Data records:

-=-=-

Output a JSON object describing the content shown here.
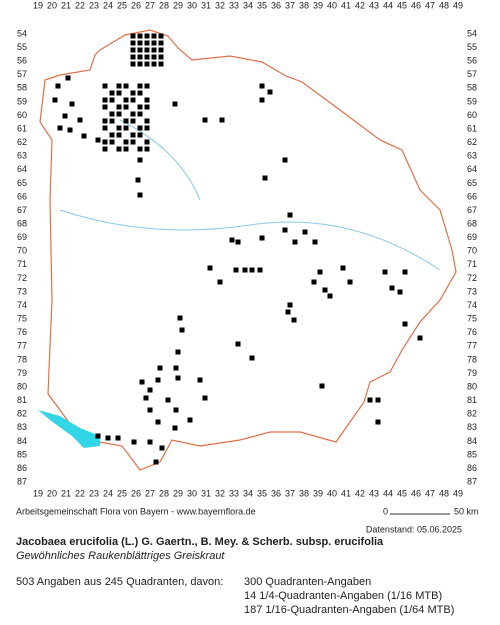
{
  "map": {
    "x_labels": [
      19,
      20,
      21,
      22,
      23,
      24,
      25,
      26,
      27,
      28,
      29,
      30,
      31,
      32,
      33,
      34,
      35,
      36,
      37,
      38,
      39,
      40,
      41,
      42,
      43,
      44,
      45,
      46,
      47,
      48,
      49
    ],
    "y_labels": [
      54,
      55,
      56,
      57,
      58,
      59,
      60,
      61,
      62,
      63,
      64,
      65,
      66,
      67,
      68,
      69,
      70,
      71,
      72,
      73,
      74,
      75,
      76,
      77,
      78,
      79,
      80,
      81,
      82,
      83,
      84,
      85,
      86,
      87
    ],
    "credit": "Arbeitsgemeinschaft Flora von Bayern - www.bayernflora.de",
    "scale_start": "0",
    "scale_end": "50 km",
    "date": "Datenstand: 05.06.2025",
    "title": "Jacobaea erucifolia (L.) G. Gaertn., B. Mey. & Scherb. subsp. erucifolia",
    "subtitle": "Gewöhnliches Raukenblättriges Greiskraut",
    "summary": "503 Angaben aus 245 Quadranten, davon:",
    "counts": [
      "300 Quadranten-Angaben",
      "14 1/4-Quadranten-Angaben (1/16 MTB)",
      "187 1/16-Quadranten-Angaben (1/64 MTB)"
    ]
  }
}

-=-=-

Compute the number of lines above that contain the string "Angaben". Reply with that value only.

4